THE EXERCISE:
Find all lines in the records that include the word "ressources", and copy them out.
-------- AVAILABLE DATA --------
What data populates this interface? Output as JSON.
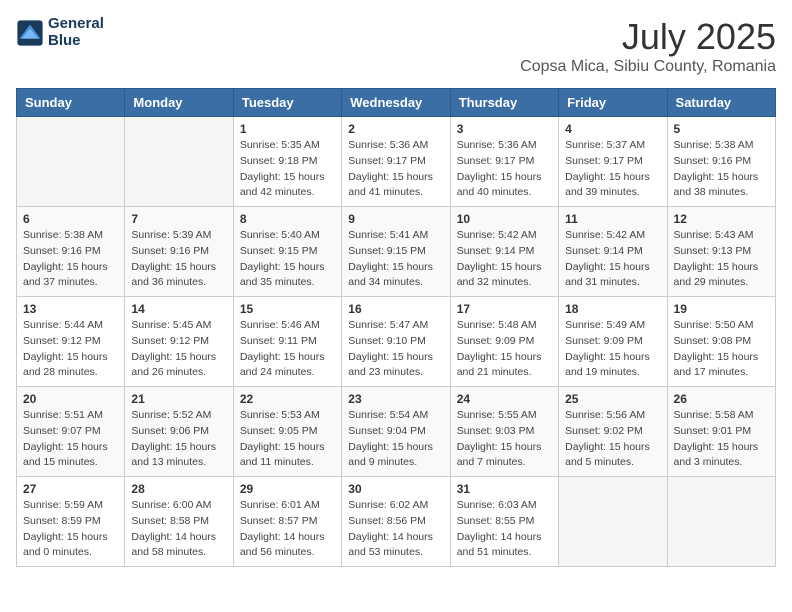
{
  "header": {
    "logo_line1": "General",
    "logo_line2": "Blue",
    "title": "July 2025",
    "subtitle": "Copsa Mica, Sibiu County, Romania"
  },
  "weekdays": [
    "Sunday",
    "Monday",
    "Tuesday",
    "Wednesday",
    "Thursday",
    "Friday",
    "Saturday"
  ],
  "weeks": [
    [
      {
        "day": "",
        "sunrise": "",
        "sunset": "",
        "daylight": ""
      },
      {
        "day": "",
        "sunrise": "",
        "sunset": "",
        "daylight": ""
      },
      {
        "day": "1",
        "sunrise": "Sunrise: 5:35 AM",
        "sunset": "Sunset: 9:18 PM",
        "daylight": "Daylight: 15 hours and 42 minutes."
      },
      {
        "day": "2",
        "sunrise": "Sunrise: 5:36 AM",
        "sunset": "Sunset: 9:17 PM",
        "daylight": "Daylight: 15 hours and 41 minutes."
      },
      {
        "day": "3",
        "sunrise": "Sunrise: 5:36 AM",
        "sunset": "Sunset: 9:17 PM",
        "daylight": "Daylight: 15 hours and 40 minutes."
      },
      {
        "day": "4",
        "sunrise": "Sunrise: 5:37 AM",
        "sunset": "Sunset: 9:17 PM",
        "daylight": "Daylight: 15 hours and 39 minutes."
      },
      {
        "day": "5",
        "sunrise": "Sunrise: 5:38 AM",
        "sunset": "Sunset: 9:16 PM",
        "daylight": "Daylight: 15 hours and 38 minutes."
      }
    ],
    [
      {
        "day": "6",
        "sunrise": "Sunrise: 5:38 AM",
        "sunset": "Sunset: 9:16 PM",
        "daylight": "Daylight: 15 hours and 37 minutes."
      },
      {
        "day": "7",
        "sunrise": "Sunrise: 5:39 AM",
        "sunset": "Sunset: 9:16 PM",
        "daylight": "Daylight: 15 hours and 36 minutes."
      },
      {
        "day": "8",
        "sunrise": "Sunrise: 5:40 AM",
        "sunset": "Sunset: 9:15 PM",
        "daylight": "Daylight: 15 hours and 35 minutes."
      },
      {
        "day": "9",
        "sunrise": "Sunrise: 5:41 AM",
        "sunset": "Sunset: 9:15 PM",
        "daylight": "Daylight: 15 hours and 34 minutes."
      },
      {
        "day": "10",
        "sunrise": "Sunrise: 5:42 AM",
        "sunset": "Sunset: 9:14 PM",
        "daylight": "Daylight: 15 hours and 32 minutes."
      },
      {
        "day": "11",
        "sunrise": "Sunrise: 5:42 AM",
        "sunset": "Sunset: 9:14 PM",
        "daylight": "Daylight: 15 hours and 31 minutes."
      },
      {
        "day": "12",
        "sunrise": "Sunrise: 5:43 AM",
        "sunset": "Sunset: 9:13 PM",
        "daylight": "Daylight: 15 hours and 29 minutes."
      }
    ],
    [
      {
        "day": "13",
        "sunrise": "Sunrise: 5:44 AM",
        "sunset": "Sunset: 9:12 PM",
        "daylight": "Daylight: 15 hours and 28 minutes."
      },
      {
        "day": "14",
        "sunrise": "Sunrise: 5:45 AM",
        "sunset": "Sunset: 9:12 PM",
        "daylight": "Daylight: 15 hours and 26 minutes."
      },
      {
        "day": "15",
        "sunrise": "Sunrise: 5:46 AM",
        "sunset": "Sunset: 9:11 PM",
        "daylight": "Daylight: 15 hours and 24 minutes."
      },
      {
        "day": "16",
        "sunrise": "Sunrise: 5:47 AM",
        "sunset": "Sunset: 9:10 PM",
        "daylight": "Daylight: 15 hours and 23 minutes."
      },
      {
        "day": "17",
        "sunrise": "Sunrise: 5:48 AM",
        "sunset": "Sunset: 9:09 PM",
        "daylight": "Daylight: 15 hours and 21 minutes."
      },
      {
        "day": "18",
        "sunrise": "Sunrise: 5:49 AM",
        "sunset": "Sunset: 9:09 PM",
        "daylight": "Daylight: 15 hours and 19 minutes."
      },
      {
        "day": "19",
        "sunrise": "Sunrise: 5:50 AM",
        "sunset": "Sunset: 9:08 PM",
        "daylight": "Daylight: 15 hours and 17 minutes."
      }
    ],
    [
      {
        "day": "20",
        "sunrise": "Sunrise: 5:51 AM",
        "sunset": "Sunset: 9:07 PM",
        "daylight": "Daylight: 15 hours and 15 minutes."
      },
      {
        "day": "21",
        "sunrise": "Sunrise: 5:52 AM",
        "sunset": "Sunset: 9:06 PM",
        "daylight": "Daylight: 15 hours and 13 minutes."
      },
      {
        "day": "22",
        "sunrise": "Sunrise: 5:53 AM",
        "sunset": "Sunset: 9:05 PM",
        "daylight": "Daylight: 15 hours and 11 minutes."
      },
      {
        "day": "23",
        "sunrise": "Sunrise: 5:54 AM",
        "sunset": "Sunset: 9:04 PM",
        "daylight": "Daylight: 15 hours and 9 minutes."
      },
      {
        "day": "24",
        "sunrise": "Sunrise: 5:55 AM",
        "sunset": "Sunset: 9:03 PM",
        "daylight": "Daylight: 15 hours and 7 minutes."
      },
      {
        "day": "25",
        "sunrise": "Sunrise: 5:56 AM",
        "sunset": "Sunset: 9:02 PM",
        "daylight": "Daylight: 15 hours and 5 minutes."
      },
      {
        "day": "26",
        "sunrise": "Sunrise: 5:58 AM",
        "sunset": "Sunset: 9:01 PM",
        "daylight": "Daylight: 15 hours and 3 minutes."
      }
    ],
    [
      {
        "day": "27",
        "sunrise": "Sunrise: 5:59 AM",
        "sunset": "Sunset: 8:59 PM",
        "daylight": "Daylight: 15 hours and 0 minutes."
      },
      {
        "day": "28",
        "sunrise": "Sunrise: 6:00 AM",
        "sunset": "Sunset: 8:58 PM",
        "daylight": "Daylight: 14 hours and 58 minutes."
      },
      {
        "day": "29",
        "sunrise": "Sunrise: 6:01 AM",
        "sunset": "Sunset: 8:57 PM",
        "daylight": "Daylight: 14 hours and 56 minutes."
      },
      {
        "day": "30",
        "sunrise": "Sunrise: 6:02 AM",
        "sunset": "Sunset: 8:56 PM",
        "daylight": "Daylight: 14 hours and 53 minutes."
      },
      {
        "day": "31",
        "sunrise": "Sunrise: 6:03 AM",
        "sunset": "Sunset: 8:55 PM",
        "daylight": "Daylight: 14 hours and 51 minutes."
      },
      {
        "day": "",
        "sunrise": "",
        "sunset": "",
        "daylight": ""
      },
      {
        "day": "",
        "sunrise": "",
        "sunset": "",
        "daylight": ""
      }
    ]
  ]
}
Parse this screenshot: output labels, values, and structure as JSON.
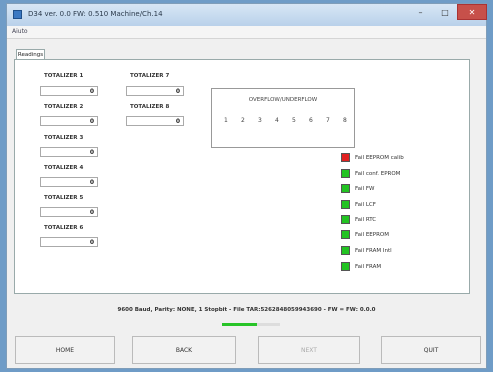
{
  "window": {
    "title": "D34 ver. 0.0 FW: 0.510 Machine/Ch.14"
  },
  "menu": {
    "item": "Aiuto"
  },
  "tab": {
    "label": "Readings"
  },
  "totalizers": [
    {
      "label": "TOTALIZER 1",
      "value": "0"
    },
    {
      "label": "TOTALIZER 2",
      "value": "0"
    },
    {
      "label": "TOTALIZER 3",
      "value": "0"
    },
    {
      "label": "TOTALIZER 4",
      "value": "0"
    },
    {
      "label": "TOTALIZER 5",
      "value": "0"
    },
    {
      "label": "TOTALIZER 6",
      "value": "0"
    },
    {
      "label": "TOTALIZER 7",
      "value": "0"
    },
    {
      "label": "TOTALIZER 8",
      "value": "0"
    }
  ],
  "overflow": {
    "title": "OVERFLOW/UNDERFLOW",
    "numbers": [
      "1",
      "2",
      "3",
      "4",
      "5",
      "6",
      "7",
      "8"
    ]
  },
  "indicators": [
    {
      "label": "Fail EEPROM calib",
      "color": "#e02020"
    },
    {
      "label": "Fail conf. EPROM",
      "color": "#22c322"
    },
    {
      "label": "Fail FW",
      "color": "#22c322"
    },
    {
      "label": "Fail LCF",
      "color": "#22c322"
    },
    {
      "label": "Fail RTC",
      "color": "#22c322"
    },
    {
      "label": "Fail EEPROM",
      "color": "#22c322"
    },
    {
      "label": "Fail FRAM Intl",
      "color": "#22c322"
    },
    {
      "label": "Fail FRAM",
      "color": "#22c322"
    }
  ],
  "status": {
    "text": "9600 Baud, Parity: NONE, 1 Stopbit - File TAR:5262848059943690 - FW = FW: 0.0.0",
    "progress": 0.6
  },
  "buttons": {
    "home": "HOME",
    "back": "BACK",
    "next": "NEXT",
    "quit": "QUIT"
  }
}
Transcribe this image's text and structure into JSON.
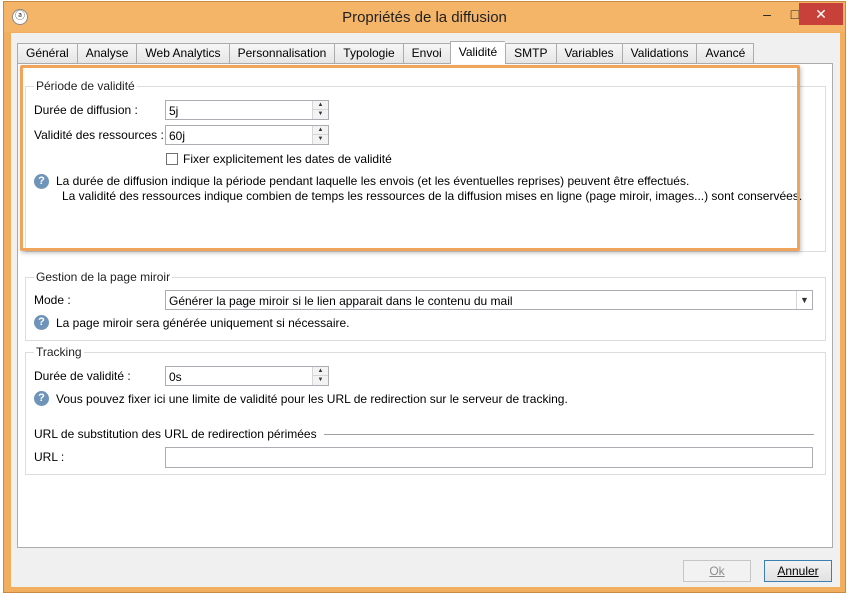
{
  "window": {
    "title": "Propriétés de la diffusion",
    "minimize": "–",
    "maximize": "□",
    "close": "✕"
  },
  "tabs": [
    {
      "label": "Général"
    },
    {
      "label": "Analyse"
    },
    {
      "label": "Web Analytics"
    },
    {
      "label": "Personnalisation"
    },
    {
      "label": "Typologie"
    },
    {
      "label": "Envoi"
    },
    {
      "label": "Validité",
      "active": true
    },
    {
      "label": "SMTP"
    },
    {
      "label": "Variables"
    },
    {
      "label": "Validations"
    },
    {
      "label": "Avancé"
    }
  ],
  "validity": {
    "group_title": "Période de validité",
    "duration_label": "Durée de diffusion :",
    "duration_value": "5j",
    "resources_label": "Validité des ressources :",
    "resources_value": "60j",
    "fix_dates_label": "Fixer explicitement les dates de validité",
    "fix_dates_checked": false,
    "help_line1": "La durée de diffusion indique la période pendant laquelle les envois (et les éventuelles reprises) peuvent être effectués.",
    "help_line2": "La validité des ressources indique combien de temps les ressources de la diffusion mises en ligne (page miroir, images...) sont conservées."
  },
  "mirror": {
    "group_title": "Gestion de la page miroir",
    "mode_label": "Mode :",
    "mode_value": "Générer la page miroir si le lien apparait dans le contenu du mail",
    "help": "La page miroir sera générée uniquement si nécessaire."
  },
  "tracking": {
    "group_title": "Tracking",
    "duration_label": "Durée de validité :",
    "duration_value": "0s",
    "help": "Vous pouvez fixer ici une limite de validité pour les URL de redirection sur le serveur de tracking.",
    "url_section_title": "URL de substitution des URL de redirection périmées",
    "url_label": "URL :",
    "url_value": ""
  },
  "footer": {
    "ok_label": "Ok",
    "cancel_label": "Annuler"
  },
  "icons": {
    "help": "help-icon",
    "spin": "spin-arrows-icon",
    "dropdown": "chevron-down-icon"
  },
  "colors": {
    "window_frame": "#f0ae5e",
    "highlight": "#f0a35a",
    "help_icon": "#6f94b9"
  }
}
--------
WRITTEN SOLUTION:
    "resources_label": "Validité des ressources :",
    "help_line2": "La validité des ressources indique combien de temps les ressources de la diffusion mises en ligne (page miroir, images...) sont conservées."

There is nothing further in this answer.